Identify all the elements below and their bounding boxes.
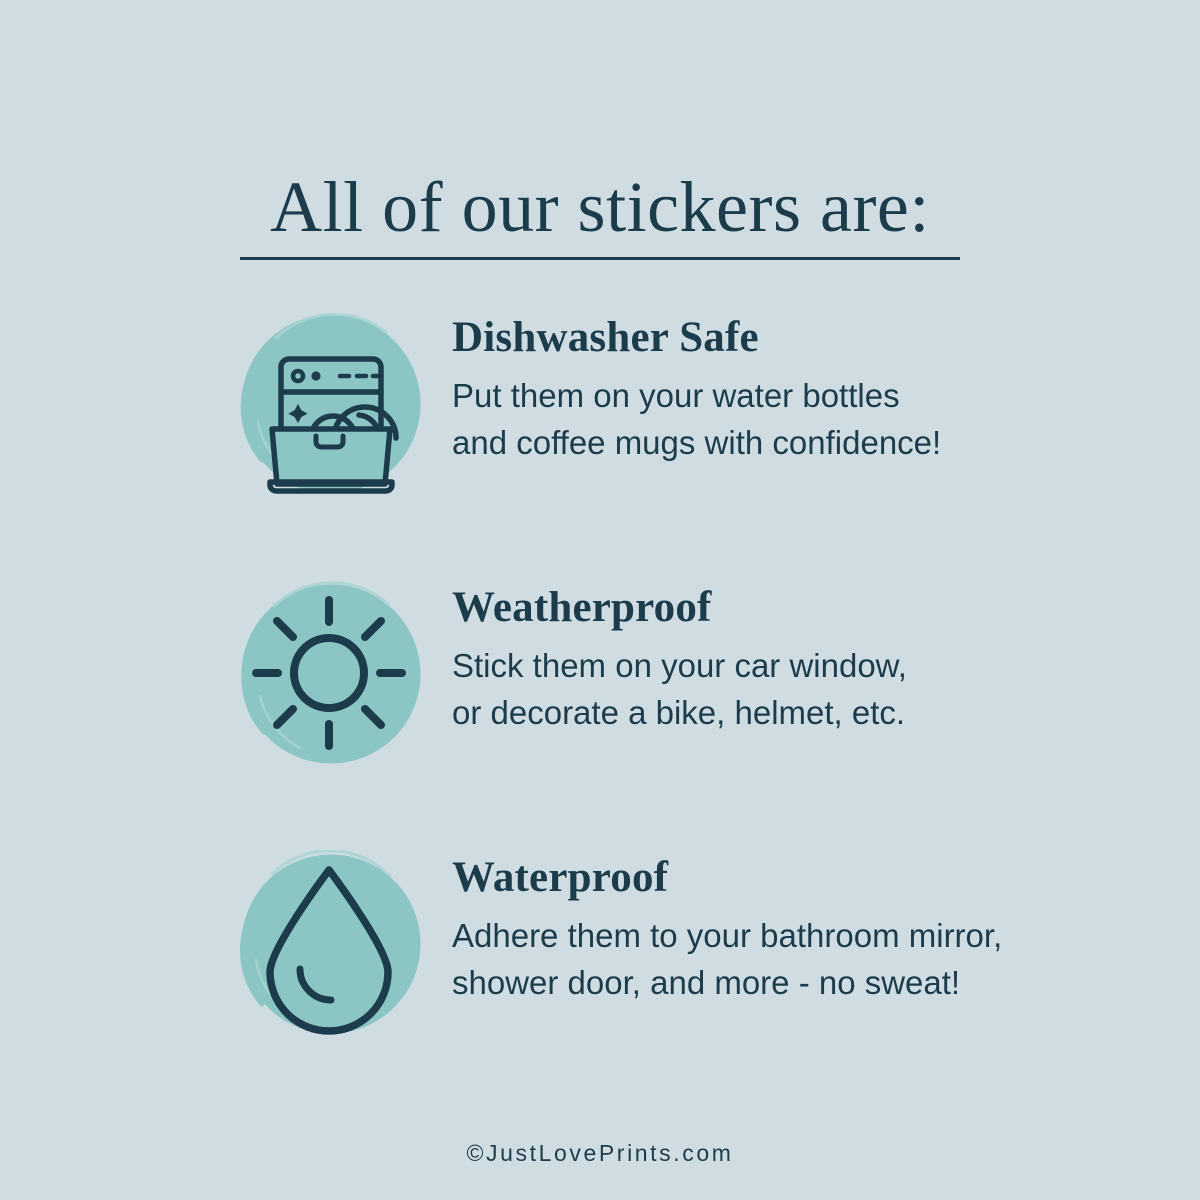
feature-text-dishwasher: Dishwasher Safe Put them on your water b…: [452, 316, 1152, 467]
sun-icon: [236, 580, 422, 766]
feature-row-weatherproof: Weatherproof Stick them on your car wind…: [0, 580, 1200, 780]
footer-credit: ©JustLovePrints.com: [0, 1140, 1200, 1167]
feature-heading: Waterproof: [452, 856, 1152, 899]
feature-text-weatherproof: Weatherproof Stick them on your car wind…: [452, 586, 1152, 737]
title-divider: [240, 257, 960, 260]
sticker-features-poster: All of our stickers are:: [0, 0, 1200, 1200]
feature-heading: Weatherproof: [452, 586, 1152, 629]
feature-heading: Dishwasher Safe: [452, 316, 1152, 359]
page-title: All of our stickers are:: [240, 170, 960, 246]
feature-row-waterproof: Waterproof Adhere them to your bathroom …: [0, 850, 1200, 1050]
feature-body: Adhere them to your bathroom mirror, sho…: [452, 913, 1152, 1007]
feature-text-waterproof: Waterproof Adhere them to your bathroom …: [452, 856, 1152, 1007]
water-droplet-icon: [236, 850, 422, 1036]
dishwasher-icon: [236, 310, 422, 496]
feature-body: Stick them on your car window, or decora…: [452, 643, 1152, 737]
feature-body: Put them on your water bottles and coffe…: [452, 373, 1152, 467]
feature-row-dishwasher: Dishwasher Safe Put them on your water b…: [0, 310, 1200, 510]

• Brief: Repeat all of the rows above with every "feature-heading" renamed to "section-heading", and change nothing else. Leave the pictures out.

• Output below:
Identify all the elements below and their bounding boxes.
feature-text-dishwasher: Dishwasher Safe Put them on your water b…: [452, 316, 1152, 467]
sun-icon: [236, 580, 422, 766]
feature-row-weatherproof: Weatherproof Stick them on your car wind…: [0, 580, 1200, 780]
footer-credit: ©JustLovePrints.com: [0, 1140, 1200, 1167]
section-heading: Waterproof: [452, 856, 1152, 899]
feature-text-weatherproof: Weatherproof Stick them on your car wind…: [452, 586, 1152, 737]
title-divider: [240, 257, 960, 260]
sticker-features-poster: All of our stickers are:: [0, 0, 1200, 1200]
section-heading: Weatherproof: [452, 586, 1152, 629]
section-heading: Dishwasher Safe: [452, 316, 1152, 359]
page-title: All of our stickers are:: [240, 170, 960, 246]
feature-row-waterproof: Waterproof Adhere them to your bathroom …: [0, 850, 1200, 1050]
feature-body: Adhere them to your bathroom mirror, sho…: [452, 913, 1152, 1007]
feature-text-waterproof: Waterproof Adhere them to your bathroom …: [452, 856, 1152, 1007]
water-droplet-icon: [236, 850, 422, 1036]
dishwasher-icon: [236, 310, 422, 496]
feature-body: Stick them on your car window, or decora…: [452, 643, 1152, 737]
feature-body: Put them on your water bottles and coffe…: [452, 373, 1152, 467]
feature-row-dishwasher: Dishwasher Safe Put them on your water b…: [0, 310, 1200, 510]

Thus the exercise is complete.